▶ [GIVEN INSTRUCTION]:
Every entry that follows needs to be repeated exactly.

▶ [RECORDS FOR THE EXERCISE]:
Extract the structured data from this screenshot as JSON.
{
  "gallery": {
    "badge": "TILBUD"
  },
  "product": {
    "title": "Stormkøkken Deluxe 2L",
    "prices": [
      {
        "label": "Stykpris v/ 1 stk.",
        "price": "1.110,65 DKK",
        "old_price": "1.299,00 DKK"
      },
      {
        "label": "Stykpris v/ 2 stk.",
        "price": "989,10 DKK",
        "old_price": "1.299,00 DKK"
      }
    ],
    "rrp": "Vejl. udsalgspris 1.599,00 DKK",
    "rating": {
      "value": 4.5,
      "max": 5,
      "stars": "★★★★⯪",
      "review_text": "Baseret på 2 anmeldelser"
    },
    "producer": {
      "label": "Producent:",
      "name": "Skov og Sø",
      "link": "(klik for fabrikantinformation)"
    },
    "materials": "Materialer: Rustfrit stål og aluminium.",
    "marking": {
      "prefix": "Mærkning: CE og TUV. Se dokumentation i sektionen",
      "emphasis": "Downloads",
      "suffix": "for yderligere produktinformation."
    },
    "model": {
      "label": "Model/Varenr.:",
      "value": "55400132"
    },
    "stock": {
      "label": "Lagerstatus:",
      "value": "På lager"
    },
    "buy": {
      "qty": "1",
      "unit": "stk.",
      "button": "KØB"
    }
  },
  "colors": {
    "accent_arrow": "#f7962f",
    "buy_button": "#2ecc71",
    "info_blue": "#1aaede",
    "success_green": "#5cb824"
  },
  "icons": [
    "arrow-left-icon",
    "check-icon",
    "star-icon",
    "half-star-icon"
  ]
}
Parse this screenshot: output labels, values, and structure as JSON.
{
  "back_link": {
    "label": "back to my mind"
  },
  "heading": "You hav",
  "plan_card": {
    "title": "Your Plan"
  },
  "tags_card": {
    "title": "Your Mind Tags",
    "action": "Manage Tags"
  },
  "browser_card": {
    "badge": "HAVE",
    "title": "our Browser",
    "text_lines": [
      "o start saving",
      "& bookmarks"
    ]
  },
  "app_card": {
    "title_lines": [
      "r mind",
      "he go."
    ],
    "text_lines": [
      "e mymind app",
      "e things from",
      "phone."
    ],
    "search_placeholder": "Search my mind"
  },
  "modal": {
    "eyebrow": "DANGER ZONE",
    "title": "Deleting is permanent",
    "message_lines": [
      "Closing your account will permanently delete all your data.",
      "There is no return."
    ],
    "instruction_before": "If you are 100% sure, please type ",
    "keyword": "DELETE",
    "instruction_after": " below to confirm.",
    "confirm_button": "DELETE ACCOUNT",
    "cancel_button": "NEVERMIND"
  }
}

▶ [RESULT BELOW]:
Extract the structured data from this screenshot as JSON.
{
  "gallery": {
    "badge": "TILBUD"
  },
  "product": {
    "title": "Stormkøkken Deluxe 2L",
    "prices": [
      {
        "label": "Stykpris v/ 1 stk.",
        "price": "1.110,65 DKK",
        "old_price": "1.299,00 DKK"
      },
      {
        "label": "Stykpris v/ 2 stk.",
        "price": "989,10 DKK",
        "old_price": "1.299,00 DKK"
      }
    ],
    "rrp": "Vejl. udsalgspris 1.599,00 DKK",
    "rating": {
      "value": 4.5,
      "max": 5,
      "stars": "★★★★⯪",
      "review_text": "Baseret på 2 anmeldelser"
    },
    "producer": {
      "label": "Producent:",
      "name": "Skov og Sø",
      "link": "(klik for fabrikantinformation)"
    },
    "materials": "Materialer: Rustfrit stål og aluminium.",
    "marking": {
      "prefix": "Mærkning: CE og TUV. Se dokumentation i sektionen",
      "emphasis": "Downloads",
      "suffix": "for yderligere produktinformation."
    },
    "model": {
      "label": "Model/Varenr.:",
      "value": "55400132"
    },
    "stock": {
      "label": "Lagerstatus:",
      "value": "På lager"
    },
    "buy": {
      "qty": "1",
      "unit": "stk.",
      "button": "KØB"
    }
  },
  "colors": {
    "accent_arrow": "#f7962f",
    "buy_button": "#2ecc71",
    "info_blue": "#1aaede",
    "success_green": "#5cb824"
  },
  "icons": [
    "arrow-left-icon",
    "check-icon",
    "star-icon",
    "half-star-icon"
  ]
}
Parse this screenshot: output labels, values, and structure as JSON.
{
  "back_link": {
    "label": "back to my mind"
  },
  "heading": "You hav",
  "plan_card": {
    "title": "Your Plan"
  },
  "tags_card": {
    "title": "Your Mind Tags",
    "action": "Manage Tags"
  },
  "browser_card": {
    "badge": "HAVE",
    "title": "our Browser",
    "text_lines": [
      "o start saving",
      "& bookmarks"
    ]
  },
  "app_card": {
    "title_lines": [
      "r mind",
      "he go."
    ],
    "text_lines": [
      "e mymind app",
      "e things from",
      "phone."
    ],
    "search_placeholder": "Search my mind"
  },
  "modal": {
    "eyebrow": "DANGER ZONE",
    "title": "Deleting is permanent",
    "message_lines": [
      "Closing your account will permanently delete all your data.",
      "There is no return."
    ],
    "instruction_before": "If you are 100% sure, please type ",
    "keyword": "DELETE",
    "instruction_after": " below to confirm.",
    "confirm_button": "DELETE ACCOUNT",
    "cancel_button": "NEVERMIND"
  }
}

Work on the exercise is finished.